Entries taken from a collection
START
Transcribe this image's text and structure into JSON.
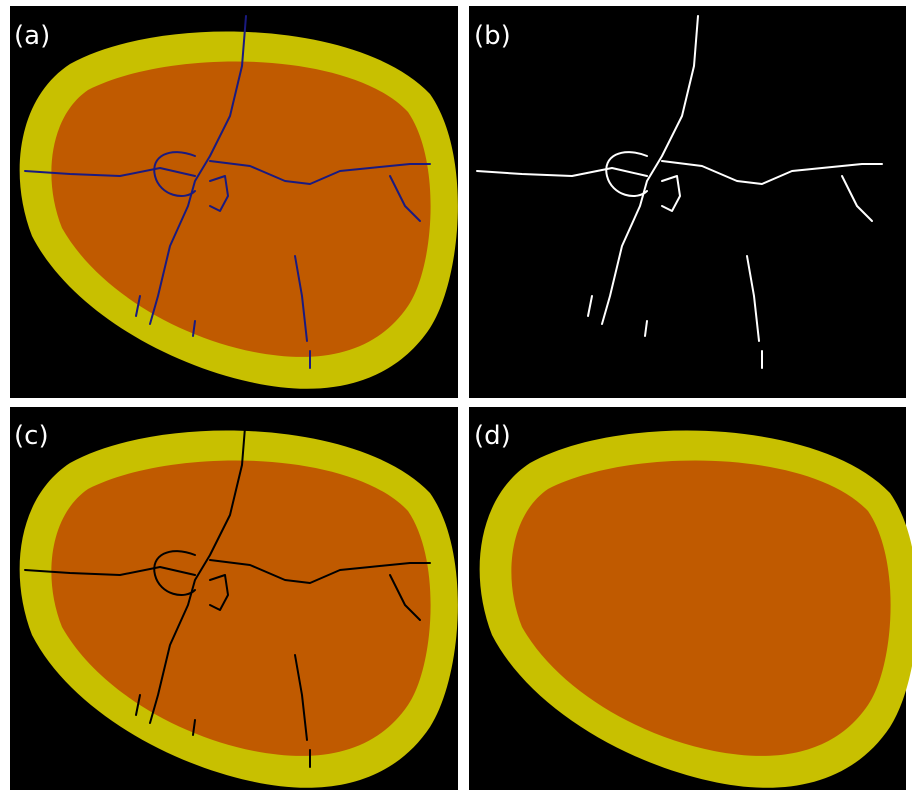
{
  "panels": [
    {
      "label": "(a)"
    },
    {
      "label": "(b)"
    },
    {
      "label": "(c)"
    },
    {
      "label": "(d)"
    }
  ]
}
END
Leave out all images, then reproduce the entries above exactly.

◆ Result for this exercise:
Transcribe this image's text and structure into JSON.
{
  "panels": [
    {
      "label": "(a)"
    },
    {
      "label": "(b)"
    },
    {
      "label": "(c)"
    },
    {
      "label": "(d)"
    }
  ]
}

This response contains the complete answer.